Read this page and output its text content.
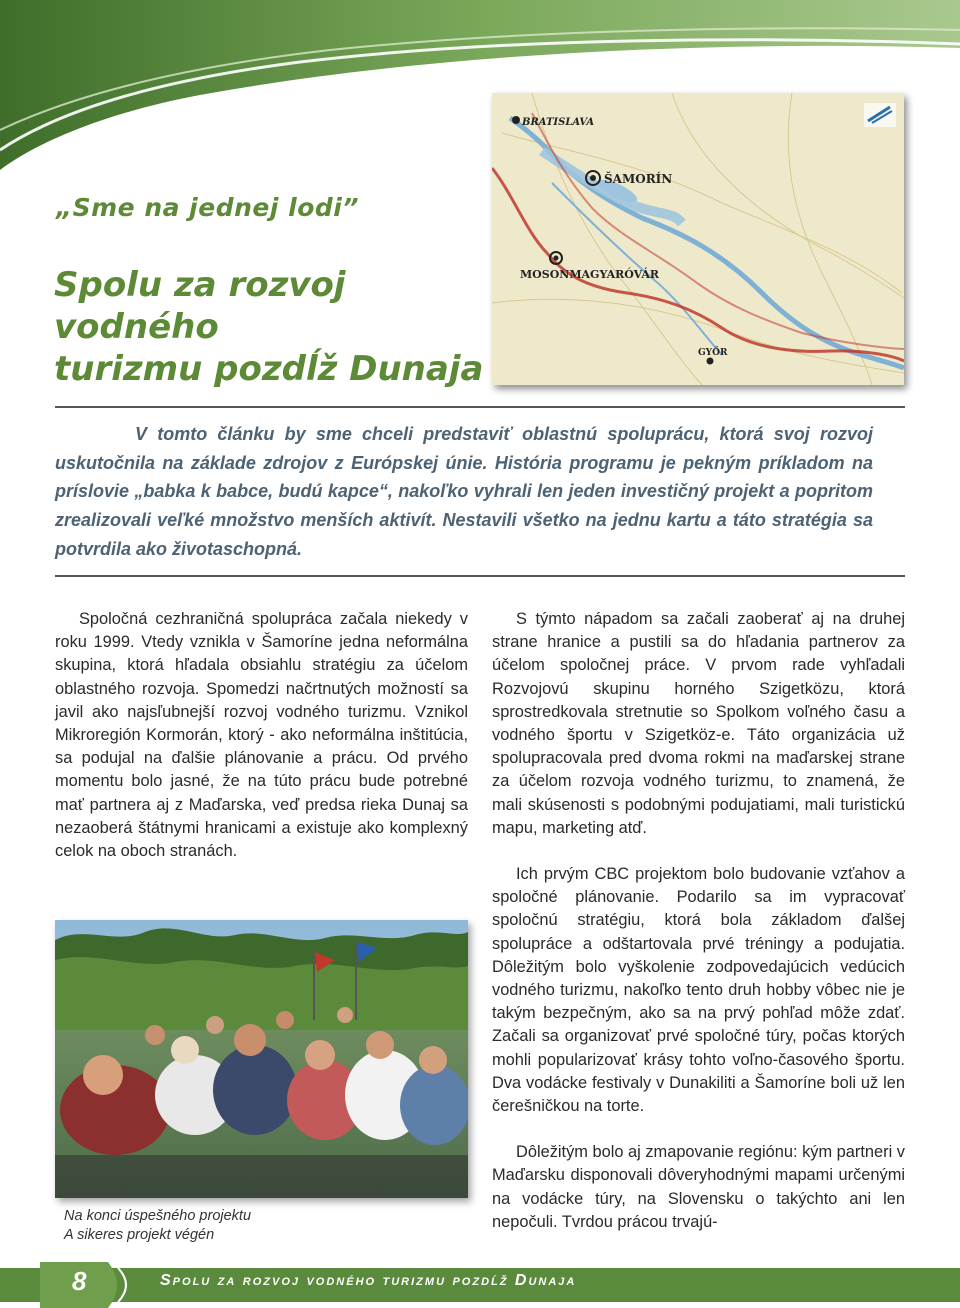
„Sme na jednej lodi”
Spolu za rozvoj vodného
turizmu pozdĺž Dunaja
BRATISLAVA
ŠAMORÍN
MOSONMAGYARÓVÁR
GYŐR

V tomto článku by sme chceli predstaviť oblastnú spoluprácu, ktorá svoj rozvoj uskutočnila na základe zdrojov z Európskej únie. História programu je pekným príkladom na príslovie „babka k babce, budú kapce“, nakoľko vyhrali len jeden investičný projekt a popritom zrealizovali veľké množstvo menších aktivít. Nestavili všetko na jednu kartu a táto stratégia sa potvrdila ako životaschopná.

Spoločná cezhraničná spolupráca začala niekedy v roku 1999. Vtedy vznikla v Šamoríne jedna neformálna skupina, ktorá hľadala obsiahlu stratégiu za účelom oblastného rozvoja. Spomedzi načrtnutých možností sa javil ako najsľubnejší rozvoj vodného turizmu. Vznikol Mikroregión Kormorán, ktorý - ako neformálna inštitúcia, sa podujal na ďalšie plánovanie a prácu. Od prvého momentu bolo jasné, že na túto prácu bude potrebné mať partnera aj z Maďarska, veď predsa rieka Dunaj sa nezaoberá štátnymi hranicami a existuje ako komplexný celok na oboch stranách.

S týmto nápadom sa začali zaoberať aj na druhej strane hranice a pustili sa do hľadania partnerov za účelom spoločnej práce. V prvom rade vyhľadali Rozvojovú skupinu horného Szigetközu, ktorá sprostredkovala stretnutie so Spolkom voľného času a vodného športu v Szigetköz-e. Táto organizácia už spolupracovala pred dvoma rokmi na maďarskej strane za účelom rozvoja vodného turizmu, to znamená, že mali skúsenosti s podobnými podujatiami, mali turistickú mapu, marketing atď.

Ich prvým CBC projektom bolo budovanie vzťahov a spoločné plánovanie. Podarilo sa im vypracovať spoločnú stratégiu, ktorá bola základom ďalšej spolupráce a odštartovala prvé tréningy a podujatia. Dôležitým bolo vyškolenie zodpovedajúcich vedúcich vodného turizmu, nakoľko tento druh hobby vôbec nie je takým bezpečným, ako sa na prvý pohľad môže zdať. Začali sa organizovať prvé spoločné túry, počas ktorých mohli popularizovať krásy tohto voľno-časového športu. Dva vodácke festivaly v Dunakiliti a Šamoríne boli už len čerešničkou na torte.

Dôležitým bolo aj zmapovanie regiónu: kým partneri v Maďarsku disponovali dôveryhodnými mapami určenými na vodácke túry, na Slovensku o takýchto ani len nepočuli. Tvrdou prácou trvajú-

Na konci úspešného projektu
A sikeres projekt végén
8	Spolu za rozvoj vodného turizmu pozdĺž Dunaja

● **PROBLEM TO SOLVE**
Check each line above for "pozdĺž" and return the ones that have it.

● **REPLY TO THE EXERCISE**
turizmu pozdĺž Dunaja
8	Spolu za rozvoj vodného turizmu pozdĺž Dunaja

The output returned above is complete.